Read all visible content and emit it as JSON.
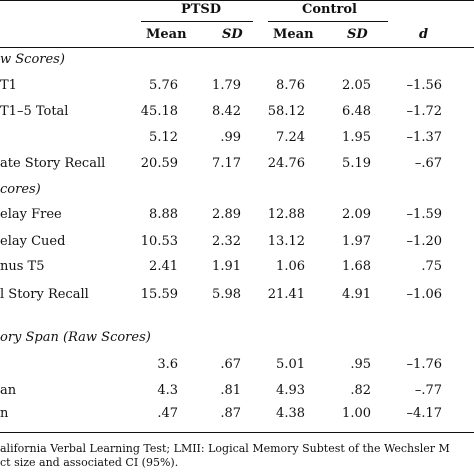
{
  "header": {
    "group_ptsd": "PTSD",
    "group_control": "Control",
    "col_mean_1": "Mean",
    "col_sd_1": "SD",
    "col_mean_2": "Mean",
    "col_sd_2": "SD",
    "col_d": "d"
  },
  "sections": {
    "raw_scores": "w Scores)",
    "scores": "cores)",
    "story_span": "ory Span (Raw Scores)"
  },
  "rows": [
    {
      "label": "T1",
      "ptsd_mean": "5.76",
      "ptsd_sd": "1.79",
      "ctrl_mean": "8.76",
      "ctrl_sd": "2.05",
      "d": "–1.56"
    },
    {
      "label": "T1–5 Total",
      "ptsd_mean": "45.18",
      "ptsd_sd": "8.42",
      "ctrl_mean": "58.12",
      "ctrl_sd": "6.48",
      "d": "–1.72"
    },
    {
      "label": "",
      "ptsd_mean": "5.12",
      "ptsd_sd": ".99",
      "ctrl_mean": "7.24",
      "ctrl_sd": "1.95",
      "d": "–1.37"
    },
    {
      "label": "ate Story Recall",
      "ptsd_mean": "20.59",
      "ptsd_sd": "7.17",
      "ctrl_mean": "24.76",
      "ctrl_sd": "5.19",
      "d": "–.67"
    },
    {
      "label": "elay Free",
      "ptsd_mean": "8.88",
      "ptsd_sd": "2.89",
      "ctrl_mean": "12.88",
      "ctrl_sd": "2.09",
      "d": "–1.59"
    },
    {
      "label": "elay Cued",
      "ptsd_mean": "10.53",
      "ptsd_sd": "2.32",
      "ctrl_mean": "13.12",
      "ctrl_sd": "1.97",
      "d": "–1.20"
    },
    {
      "label": "nus T5",
      "ptsd_mean": "2.41",
      "ptsd_sd": "1.91",
      "ctrl_mean": "1.06",
      "ctrl_sd": "1.68",
      "d": ".75"
    },
    {
      "label": "l Story Recall",
      "ptsd_mean": "15.59",
      "ptsd_sd": "5.98",
      "ctrl_mean": "21.41",
      "ctrl_sd": "4.91",
      "d": "–1.06"
    },
    {
      "label": "",
      "ptsd_mean": "3.6",
      "ptsd_sd": ".67",
      "ctrl_mean": "5.01",
      "ctrl_sd": ".95",
      "d": "–1.76"
    },
    {
      "label": "an",
      "ptsd_mean": "4.3",
      "ptsd_sd": ".81",
      "ctrl_mean": "4.93",
      "ctrl_sd": ".82",
      "d": "–.77"
    },
    {
      "label": "n",
      "ptsd_mean": ".47",
      "ptsd_sd": ".87",
      "ctrl_mean": "4.38",
      "ctrl_sd": "1.00",
      "d": "–4.17"
    }
  ],
  "notes": {
    "line1": "alifornia Verbal Learning Test; LMII: Logical Memory Subtest of the Wechsler M",
    "line2": "ct size and associated CI (95%)."
  }
}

+-------+

Output the material word for word, omitting its pictures.

- Result for this task -
Read all visible content and emit it as JSON.
{
  "header": {
    "group_ptsd": "PTSD",
    "group_control": "Control",
    "col_mean_1": "Mean",
    "col_sd_1": "SD",
    "col_mean_2": "Mean",
    "col_sd_2": "SD",
    "col_d": "d"
  },
  "sections": {
    "raw_scores": "w Scores)",
    "scores": "cores)",
    "story_span": "ory Span (Raw Scores)"
  },
  "rows": [
    {
      "label": "T1",
      "ptsd_mean": "5.76",
      "ptsd_sd": "1.79",
      "ctrl_mean": "8.76",
      "ctrl_sd": "2.05",
      "d": "–1.56"
    },
    {
      "label": "T1–5 Total",
      "ptsd_mean": "45.18",
      "ptsd_sd": "8.42",
      "ctrl_mean": "58.12",
      "ctrl_sd": "6.48",
      "d": "–1.72"
    },
    {
      "label": "",
      "ptsd_mean": "5.12",
      "ptsd_sd": ".99",
      "ctrl_mean": "7.24",
      "ctrl_sd": "1.95",
      "d": "–1.37"
    },
    {
      "label": "ate Story Recall",
      "ptsd_mean": "20.59",
      "ptsd_sd": "7.17",
      "ctrl_mean": "24.76",
      "ctrl_sd": "5.19",
      "d": "–.67"
    },
    {
      "label": "elay Free",
      "ptsd_mean": "8.88",
      "ptsd_sd": "2.89",
      "ctrl_mean": "12.88",
      "ctrl_sd": "2.09",
      "d": "–1.59"
    },
    {
      "label": "elay Cued",
      "ptsd_mean": "10.53",
      "ptsd_sd": "2.32",
      "ctrl_mean": "13.12",
      "ctrl_sd": "1.97",
      "d": "–1.20"
    },
    {
      "label": "nus T5",
      "ptsd_mean": "2.41",
      "ptsd_sd": "1.91",
      "ctrl_mean": "1.06",
      "ctrl_sd": "1.68",
      "d": ".75"
    },
    {
      "label": "l Story Recall",
      "ptsd_mean": "15.59",
      "ptsd_sd": "5.98",
      "ctrl_mean": "21.41",
      "ctrl_sd": "4.91",
      "d": "–1.06"
    },
    {
      "label": "",
      "ptsd_mean": "3.6",
      "ptsd_sd": ".67",
      "ctrl_mean": "5.01",
      "ctrl_sd": ".95",
      "d": "–1.76"
    },
    {
      "label": "an",
      "ptsd_mean": "4.3",
      "ptsd_sd": ".81",
      "ctrl_mean": "4.93",
      "ctrl_sd": ".82",
      "d": "–.77"
    },
    {
      "label": "n",
      "ptsd_mean": ".47",
      "ptsd_sd": ".87",
      "ctrl_mean": "4.38",
      "ctrl_sd": "1.00",
      "d": "–4.17"
    }
  ],
  "notes": {
    "line1": "alifornia Verbal Learning Test; LMII: Logical Memory Subtest of the Wechsler M",
    "line2": "ct size and associated CI (95%)."
  }
}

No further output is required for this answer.